Data for this exercise.
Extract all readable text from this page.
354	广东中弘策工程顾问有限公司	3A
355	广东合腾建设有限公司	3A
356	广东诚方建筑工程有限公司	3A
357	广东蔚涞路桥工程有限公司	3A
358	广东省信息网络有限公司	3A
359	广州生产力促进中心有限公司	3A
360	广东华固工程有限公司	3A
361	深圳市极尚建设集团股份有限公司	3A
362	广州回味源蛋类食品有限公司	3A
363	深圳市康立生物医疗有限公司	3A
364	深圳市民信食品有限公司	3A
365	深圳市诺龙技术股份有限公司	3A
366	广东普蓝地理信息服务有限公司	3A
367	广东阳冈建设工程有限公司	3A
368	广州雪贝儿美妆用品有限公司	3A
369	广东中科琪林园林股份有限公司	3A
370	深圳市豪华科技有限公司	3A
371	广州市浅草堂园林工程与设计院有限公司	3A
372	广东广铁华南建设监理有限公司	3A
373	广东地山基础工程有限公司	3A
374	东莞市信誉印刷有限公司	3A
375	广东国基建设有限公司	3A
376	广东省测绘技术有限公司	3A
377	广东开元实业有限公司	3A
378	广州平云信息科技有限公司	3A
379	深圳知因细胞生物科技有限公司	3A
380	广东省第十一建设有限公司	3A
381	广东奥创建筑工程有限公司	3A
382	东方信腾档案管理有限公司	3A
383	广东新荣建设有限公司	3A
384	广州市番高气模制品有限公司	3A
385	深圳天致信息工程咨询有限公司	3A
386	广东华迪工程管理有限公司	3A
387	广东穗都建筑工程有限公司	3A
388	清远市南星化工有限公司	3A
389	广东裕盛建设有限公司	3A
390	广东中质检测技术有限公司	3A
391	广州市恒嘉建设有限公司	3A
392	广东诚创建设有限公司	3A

What to do.
From the records above, extract everything verbatim.

Answer in full.
Extract all readable text from this page.
354	广东中弘策工程顾问有限公司	3A
355	广东合腾建设有限公司	3A
356	广东诚方建筑工程有限公司	3A
357	广东蔚涞路桥工程有限公司	3A
358	广东省信息网络有限公司	3A
359	广州生产力促进中心有限公司	3A
360	广东华固工程有限公司	3A
361	深圳市极尚建设集团股份有限公司	3A
362	广州回味源蛋类食品有限公司	3A
363	深圳市康立生物医疗有限公司	3A
364	深圳市民信食品有限公司	3A
365	深圳市诺龙技术股份有限公司	3A
366	广东普蓝地理信息服务有限公司	3A
367	广东阳冈建设工程有限公司	3A
368	广州雪贝儿美妆用品有限公司	3A
369	广东中科琪林园林股份有限公司	3A
370	深圳市豪华科技有限公司	3A
371	广州市浅草堂园林工程与设计院有限公司	3A
372	广东广铁华南建设监理有限公司	3A
373	广东地山基础工程有限公司	3A
374	东莞市信誉印刷有限公司	3A
375	广东国基建设有限公司	3A
376	广东省测绘技术有限公司	3A
377	广东开元实业有限公司	3A
378	广州平云信息科技有限公司	3A
379	深圳知因细胞生物科技有限公司	3A
380	广东省第十一建设有限公司	3A
381	广东奥创建筑工程有限公司	3A
382	东方信腾档案管理有限公司	3A
383	广东新荣建设有限公司	3A
384	广州市番高气模制品有限公司	3A
385	深圳天致信息工程咨询有限公司	3A
386	广东华迪工程管理有限公司	3A
387	广东穗都建筑工程有限公司	3A
388	清远市南星化工有限公司	3A
389	广东裕盛建设有限公司	3A
390	广东中质检测技术有限公司	3A
391	广州市恒嘉建设有限公司	3A
392	广东诚创建设有限公司	3A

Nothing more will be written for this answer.